What you will do:
Find the lines holding "insurance" and copy them.

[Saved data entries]
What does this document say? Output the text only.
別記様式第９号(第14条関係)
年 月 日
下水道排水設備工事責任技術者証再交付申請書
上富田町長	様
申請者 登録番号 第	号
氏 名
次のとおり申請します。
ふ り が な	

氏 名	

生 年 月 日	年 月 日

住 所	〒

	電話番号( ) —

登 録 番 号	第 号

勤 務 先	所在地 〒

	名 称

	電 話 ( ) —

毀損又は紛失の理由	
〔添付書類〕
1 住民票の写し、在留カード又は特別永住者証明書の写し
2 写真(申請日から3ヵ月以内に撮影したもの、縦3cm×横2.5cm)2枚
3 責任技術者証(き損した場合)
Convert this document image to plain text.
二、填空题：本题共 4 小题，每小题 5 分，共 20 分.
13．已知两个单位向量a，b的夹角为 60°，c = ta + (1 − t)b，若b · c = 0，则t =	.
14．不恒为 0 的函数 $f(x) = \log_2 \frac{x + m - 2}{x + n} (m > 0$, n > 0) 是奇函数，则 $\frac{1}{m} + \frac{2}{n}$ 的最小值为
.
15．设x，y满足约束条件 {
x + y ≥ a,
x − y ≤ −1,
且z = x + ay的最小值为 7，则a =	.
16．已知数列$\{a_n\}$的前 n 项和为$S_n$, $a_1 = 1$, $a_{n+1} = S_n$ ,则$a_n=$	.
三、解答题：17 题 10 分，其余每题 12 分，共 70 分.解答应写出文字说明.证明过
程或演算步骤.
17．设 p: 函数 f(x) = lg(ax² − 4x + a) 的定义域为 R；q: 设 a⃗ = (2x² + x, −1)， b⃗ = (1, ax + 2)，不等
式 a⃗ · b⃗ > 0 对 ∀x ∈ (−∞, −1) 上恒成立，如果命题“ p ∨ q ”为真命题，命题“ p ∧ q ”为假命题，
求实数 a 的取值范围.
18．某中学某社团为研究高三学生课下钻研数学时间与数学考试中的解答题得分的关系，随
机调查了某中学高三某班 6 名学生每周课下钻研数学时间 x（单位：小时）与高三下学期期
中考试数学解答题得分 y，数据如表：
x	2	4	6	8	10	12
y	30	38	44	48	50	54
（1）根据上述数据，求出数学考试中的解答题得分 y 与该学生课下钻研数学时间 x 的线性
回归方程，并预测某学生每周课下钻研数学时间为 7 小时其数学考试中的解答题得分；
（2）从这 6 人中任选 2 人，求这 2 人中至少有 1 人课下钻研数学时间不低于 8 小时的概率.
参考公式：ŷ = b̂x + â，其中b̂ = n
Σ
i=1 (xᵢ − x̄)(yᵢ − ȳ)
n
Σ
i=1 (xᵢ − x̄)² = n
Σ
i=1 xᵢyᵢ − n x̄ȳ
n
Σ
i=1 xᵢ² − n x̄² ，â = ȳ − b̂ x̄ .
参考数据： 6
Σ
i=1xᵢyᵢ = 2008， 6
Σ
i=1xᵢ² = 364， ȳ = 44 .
...
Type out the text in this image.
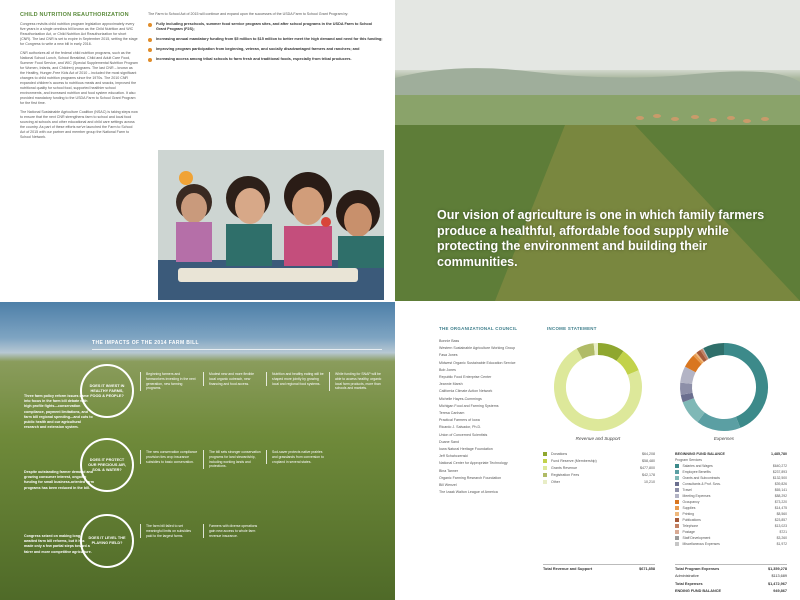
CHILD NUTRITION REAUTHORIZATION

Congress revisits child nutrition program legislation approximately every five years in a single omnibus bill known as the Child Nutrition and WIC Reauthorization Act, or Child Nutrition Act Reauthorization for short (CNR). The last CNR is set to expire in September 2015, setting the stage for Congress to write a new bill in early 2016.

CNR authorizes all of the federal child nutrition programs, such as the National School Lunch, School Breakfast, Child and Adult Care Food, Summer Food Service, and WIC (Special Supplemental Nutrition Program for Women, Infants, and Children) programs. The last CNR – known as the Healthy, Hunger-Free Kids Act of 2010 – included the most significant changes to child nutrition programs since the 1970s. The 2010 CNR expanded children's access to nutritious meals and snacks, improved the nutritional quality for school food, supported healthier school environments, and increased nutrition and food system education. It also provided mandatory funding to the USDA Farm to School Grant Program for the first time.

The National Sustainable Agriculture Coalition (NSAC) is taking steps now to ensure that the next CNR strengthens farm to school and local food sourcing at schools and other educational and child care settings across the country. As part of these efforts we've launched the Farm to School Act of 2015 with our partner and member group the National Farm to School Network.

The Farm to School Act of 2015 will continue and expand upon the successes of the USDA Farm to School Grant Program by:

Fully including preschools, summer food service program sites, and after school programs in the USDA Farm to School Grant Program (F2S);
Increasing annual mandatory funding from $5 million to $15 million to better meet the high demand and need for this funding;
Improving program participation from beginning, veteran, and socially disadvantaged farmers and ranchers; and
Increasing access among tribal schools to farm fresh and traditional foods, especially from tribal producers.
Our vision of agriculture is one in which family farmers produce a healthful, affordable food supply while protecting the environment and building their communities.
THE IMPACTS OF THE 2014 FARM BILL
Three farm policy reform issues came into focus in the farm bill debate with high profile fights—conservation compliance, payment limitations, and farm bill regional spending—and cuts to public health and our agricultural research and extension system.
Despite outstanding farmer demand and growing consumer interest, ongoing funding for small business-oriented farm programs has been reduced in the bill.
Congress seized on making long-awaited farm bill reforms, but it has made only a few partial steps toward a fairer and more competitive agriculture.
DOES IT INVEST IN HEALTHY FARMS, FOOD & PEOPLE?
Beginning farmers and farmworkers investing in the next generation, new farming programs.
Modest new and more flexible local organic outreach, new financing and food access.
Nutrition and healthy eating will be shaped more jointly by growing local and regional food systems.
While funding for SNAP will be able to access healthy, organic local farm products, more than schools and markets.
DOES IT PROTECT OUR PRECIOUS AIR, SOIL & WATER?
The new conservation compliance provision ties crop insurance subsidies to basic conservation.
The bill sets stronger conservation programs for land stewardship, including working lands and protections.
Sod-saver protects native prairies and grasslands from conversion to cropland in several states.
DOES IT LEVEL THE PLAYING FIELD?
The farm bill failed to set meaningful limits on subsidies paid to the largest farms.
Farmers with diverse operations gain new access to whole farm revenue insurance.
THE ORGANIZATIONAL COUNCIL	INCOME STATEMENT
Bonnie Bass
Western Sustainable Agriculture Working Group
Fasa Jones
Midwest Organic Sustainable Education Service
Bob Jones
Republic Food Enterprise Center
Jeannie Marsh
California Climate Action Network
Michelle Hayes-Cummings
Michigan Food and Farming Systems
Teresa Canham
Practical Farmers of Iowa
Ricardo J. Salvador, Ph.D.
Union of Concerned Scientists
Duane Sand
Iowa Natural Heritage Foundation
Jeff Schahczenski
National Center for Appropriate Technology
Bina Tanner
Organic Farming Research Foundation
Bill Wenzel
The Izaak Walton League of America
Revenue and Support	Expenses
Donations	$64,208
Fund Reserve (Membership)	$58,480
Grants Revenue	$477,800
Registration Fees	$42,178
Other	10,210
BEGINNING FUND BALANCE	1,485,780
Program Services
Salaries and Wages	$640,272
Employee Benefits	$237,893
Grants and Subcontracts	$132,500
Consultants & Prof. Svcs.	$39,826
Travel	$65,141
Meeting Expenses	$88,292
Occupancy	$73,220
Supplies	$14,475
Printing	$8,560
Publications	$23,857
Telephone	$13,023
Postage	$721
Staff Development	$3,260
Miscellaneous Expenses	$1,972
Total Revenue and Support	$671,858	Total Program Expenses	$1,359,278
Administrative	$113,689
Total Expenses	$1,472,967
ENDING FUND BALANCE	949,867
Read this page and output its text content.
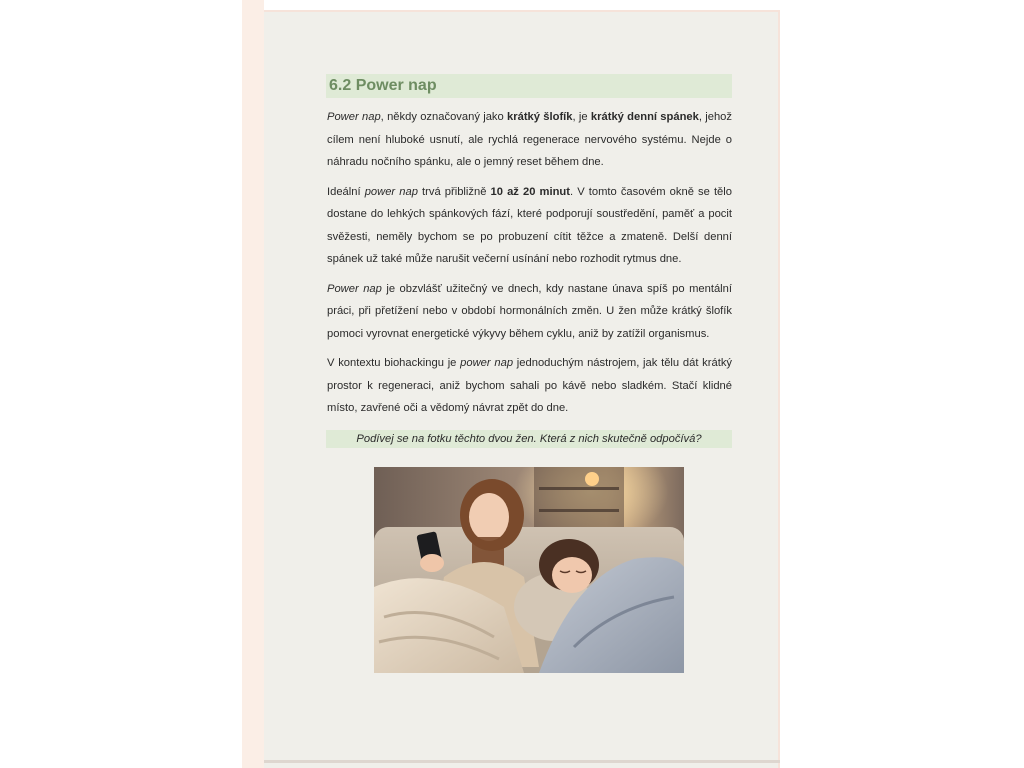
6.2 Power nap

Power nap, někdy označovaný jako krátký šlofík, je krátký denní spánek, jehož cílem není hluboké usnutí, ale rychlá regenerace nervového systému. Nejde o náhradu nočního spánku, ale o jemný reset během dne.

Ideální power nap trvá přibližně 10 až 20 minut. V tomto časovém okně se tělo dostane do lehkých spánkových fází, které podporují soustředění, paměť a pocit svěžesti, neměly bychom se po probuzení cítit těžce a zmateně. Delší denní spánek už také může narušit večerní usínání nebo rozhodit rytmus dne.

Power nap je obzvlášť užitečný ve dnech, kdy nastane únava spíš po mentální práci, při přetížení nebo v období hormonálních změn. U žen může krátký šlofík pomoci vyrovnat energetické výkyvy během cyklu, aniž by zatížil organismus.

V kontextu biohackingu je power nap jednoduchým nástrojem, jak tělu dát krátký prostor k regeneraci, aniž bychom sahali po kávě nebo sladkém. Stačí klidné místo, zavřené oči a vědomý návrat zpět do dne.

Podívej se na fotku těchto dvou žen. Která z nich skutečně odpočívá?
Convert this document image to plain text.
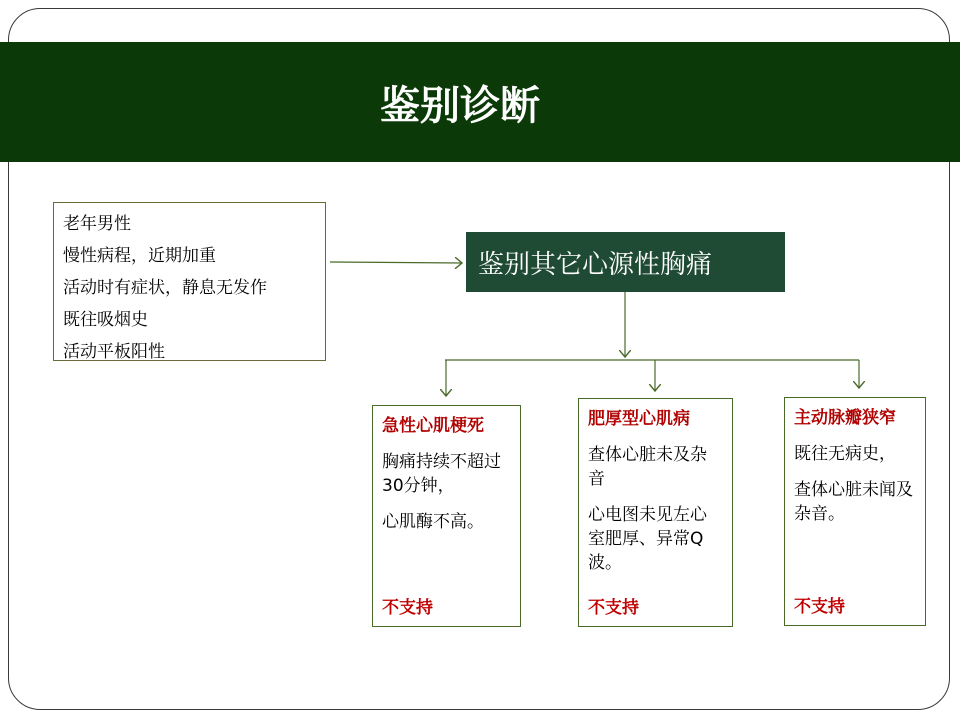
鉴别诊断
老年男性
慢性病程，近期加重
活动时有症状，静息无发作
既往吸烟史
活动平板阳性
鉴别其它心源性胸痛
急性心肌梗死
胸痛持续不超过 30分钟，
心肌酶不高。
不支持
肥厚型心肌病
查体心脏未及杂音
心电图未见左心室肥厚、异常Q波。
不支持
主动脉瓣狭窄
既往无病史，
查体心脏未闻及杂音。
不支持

Correct result:
The new conservation compliance provision ties crop insurance subsidies to basic conservation.
Farmers with diverse operations gain new access to whole farm revenue insurance.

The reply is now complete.